## Task requirements
In the entries below, identify every line with the string "USDCHF" and copy it.

## Material supplied
——
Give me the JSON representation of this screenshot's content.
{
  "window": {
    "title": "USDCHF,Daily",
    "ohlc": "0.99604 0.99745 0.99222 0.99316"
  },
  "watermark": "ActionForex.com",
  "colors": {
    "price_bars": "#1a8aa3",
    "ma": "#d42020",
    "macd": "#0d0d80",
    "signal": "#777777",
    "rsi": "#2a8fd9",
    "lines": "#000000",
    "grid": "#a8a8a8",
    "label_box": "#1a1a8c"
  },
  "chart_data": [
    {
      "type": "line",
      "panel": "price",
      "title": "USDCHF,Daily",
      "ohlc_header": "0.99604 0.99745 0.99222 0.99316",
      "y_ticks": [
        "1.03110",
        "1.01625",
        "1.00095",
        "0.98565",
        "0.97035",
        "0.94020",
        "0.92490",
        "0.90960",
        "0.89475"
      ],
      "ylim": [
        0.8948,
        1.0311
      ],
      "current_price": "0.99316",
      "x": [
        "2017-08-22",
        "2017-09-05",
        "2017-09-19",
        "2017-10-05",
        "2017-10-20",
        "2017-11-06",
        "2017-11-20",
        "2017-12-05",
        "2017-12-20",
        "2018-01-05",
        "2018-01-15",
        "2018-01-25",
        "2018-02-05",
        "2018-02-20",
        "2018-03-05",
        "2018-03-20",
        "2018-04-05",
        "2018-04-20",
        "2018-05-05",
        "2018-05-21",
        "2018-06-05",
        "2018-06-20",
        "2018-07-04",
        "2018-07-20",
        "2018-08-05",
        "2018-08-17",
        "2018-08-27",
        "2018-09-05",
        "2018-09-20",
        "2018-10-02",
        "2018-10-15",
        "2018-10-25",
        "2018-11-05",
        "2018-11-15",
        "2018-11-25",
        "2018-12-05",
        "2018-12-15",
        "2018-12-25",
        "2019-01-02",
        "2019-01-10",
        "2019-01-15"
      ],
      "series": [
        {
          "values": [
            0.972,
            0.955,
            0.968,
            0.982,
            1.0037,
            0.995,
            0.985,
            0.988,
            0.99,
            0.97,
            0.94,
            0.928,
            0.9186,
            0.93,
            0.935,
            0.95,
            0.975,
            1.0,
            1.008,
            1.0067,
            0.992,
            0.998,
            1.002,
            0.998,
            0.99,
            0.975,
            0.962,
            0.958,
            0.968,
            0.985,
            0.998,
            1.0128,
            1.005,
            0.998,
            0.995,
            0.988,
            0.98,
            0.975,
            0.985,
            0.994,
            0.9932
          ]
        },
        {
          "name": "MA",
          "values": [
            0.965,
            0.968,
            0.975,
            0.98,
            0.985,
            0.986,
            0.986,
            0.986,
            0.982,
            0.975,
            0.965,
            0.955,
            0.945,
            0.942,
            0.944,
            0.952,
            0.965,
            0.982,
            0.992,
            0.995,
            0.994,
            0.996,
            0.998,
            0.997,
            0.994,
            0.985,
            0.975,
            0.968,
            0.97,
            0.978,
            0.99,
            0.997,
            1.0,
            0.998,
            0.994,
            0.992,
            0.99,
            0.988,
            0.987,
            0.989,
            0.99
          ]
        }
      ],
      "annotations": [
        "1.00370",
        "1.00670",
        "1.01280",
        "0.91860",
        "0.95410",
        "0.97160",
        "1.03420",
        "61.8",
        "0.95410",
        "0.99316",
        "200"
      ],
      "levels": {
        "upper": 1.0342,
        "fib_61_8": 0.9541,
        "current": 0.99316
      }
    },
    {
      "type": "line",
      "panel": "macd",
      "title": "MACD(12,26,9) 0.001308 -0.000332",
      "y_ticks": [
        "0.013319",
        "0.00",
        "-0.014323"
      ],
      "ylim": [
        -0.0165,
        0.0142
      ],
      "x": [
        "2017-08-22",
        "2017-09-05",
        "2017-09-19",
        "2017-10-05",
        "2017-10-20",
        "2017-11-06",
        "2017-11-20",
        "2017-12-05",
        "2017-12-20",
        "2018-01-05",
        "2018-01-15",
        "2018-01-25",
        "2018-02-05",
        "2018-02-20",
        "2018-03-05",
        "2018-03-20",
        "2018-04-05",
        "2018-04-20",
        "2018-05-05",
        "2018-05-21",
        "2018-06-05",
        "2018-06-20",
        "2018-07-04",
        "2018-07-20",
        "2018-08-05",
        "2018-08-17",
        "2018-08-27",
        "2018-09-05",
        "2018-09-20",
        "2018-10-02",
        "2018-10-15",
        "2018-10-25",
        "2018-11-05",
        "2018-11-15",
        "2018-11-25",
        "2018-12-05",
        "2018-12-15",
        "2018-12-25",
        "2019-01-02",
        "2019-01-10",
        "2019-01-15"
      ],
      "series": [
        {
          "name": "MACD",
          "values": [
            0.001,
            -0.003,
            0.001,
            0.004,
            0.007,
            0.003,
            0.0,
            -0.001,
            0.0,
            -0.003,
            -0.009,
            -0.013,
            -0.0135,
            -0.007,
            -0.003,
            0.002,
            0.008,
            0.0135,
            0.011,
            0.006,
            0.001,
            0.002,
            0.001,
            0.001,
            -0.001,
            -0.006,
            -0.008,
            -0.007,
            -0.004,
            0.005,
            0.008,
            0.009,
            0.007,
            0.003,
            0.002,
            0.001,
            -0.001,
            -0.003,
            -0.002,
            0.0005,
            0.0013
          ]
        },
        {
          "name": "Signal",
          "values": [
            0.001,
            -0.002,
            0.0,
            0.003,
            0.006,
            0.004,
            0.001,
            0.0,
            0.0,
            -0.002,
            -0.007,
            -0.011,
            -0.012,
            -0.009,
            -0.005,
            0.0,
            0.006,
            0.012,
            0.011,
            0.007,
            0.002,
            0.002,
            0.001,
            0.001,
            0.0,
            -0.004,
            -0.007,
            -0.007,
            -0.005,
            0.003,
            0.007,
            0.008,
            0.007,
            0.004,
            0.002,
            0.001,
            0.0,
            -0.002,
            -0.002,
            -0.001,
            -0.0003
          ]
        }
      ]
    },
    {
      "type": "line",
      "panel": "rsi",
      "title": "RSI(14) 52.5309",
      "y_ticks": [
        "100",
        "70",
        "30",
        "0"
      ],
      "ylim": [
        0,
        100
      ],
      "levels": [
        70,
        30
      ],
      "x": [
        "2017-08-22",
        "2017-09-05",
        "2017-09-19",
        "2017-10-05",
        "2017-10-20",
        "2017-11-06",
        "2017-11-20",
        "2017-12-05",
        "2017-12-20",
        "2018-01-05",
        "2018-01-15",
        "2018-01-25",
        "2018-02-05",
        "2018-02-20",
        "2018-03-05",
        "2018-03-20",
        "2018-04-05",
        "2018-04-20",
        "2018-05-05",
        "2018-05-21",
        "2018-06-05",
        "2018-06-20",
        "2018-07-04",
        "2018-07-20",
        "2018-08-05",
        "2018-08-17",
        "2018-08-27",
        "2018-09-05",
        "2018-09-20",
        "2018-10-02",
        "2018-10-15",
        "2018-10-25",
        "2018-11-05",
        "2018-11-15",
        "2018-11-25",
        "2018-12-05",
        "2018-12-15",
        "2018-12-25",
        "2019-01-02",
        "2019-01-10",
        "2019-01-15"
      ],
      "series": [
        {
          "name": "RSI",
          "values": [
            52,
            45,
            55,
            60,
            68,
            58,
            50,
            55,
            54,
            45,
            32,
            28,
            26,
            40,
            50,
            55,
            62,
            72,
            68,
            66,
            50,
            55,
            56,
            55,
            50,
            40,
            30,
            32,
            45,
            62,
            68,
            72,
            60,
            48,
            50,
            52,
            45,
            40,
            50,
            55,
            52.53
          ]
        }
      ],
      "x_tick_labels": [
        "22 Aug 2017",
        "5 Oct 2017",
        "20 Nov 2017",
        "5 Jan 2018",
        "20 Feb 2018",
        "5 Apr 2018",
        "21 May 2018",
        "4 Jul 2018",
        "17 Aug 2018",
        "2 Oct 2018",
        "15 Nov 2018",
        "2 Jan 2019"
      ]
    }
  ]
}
——
## Answer for the task
    "title": "USDCHF,Daily",
      "title": "USDCHF,Daily",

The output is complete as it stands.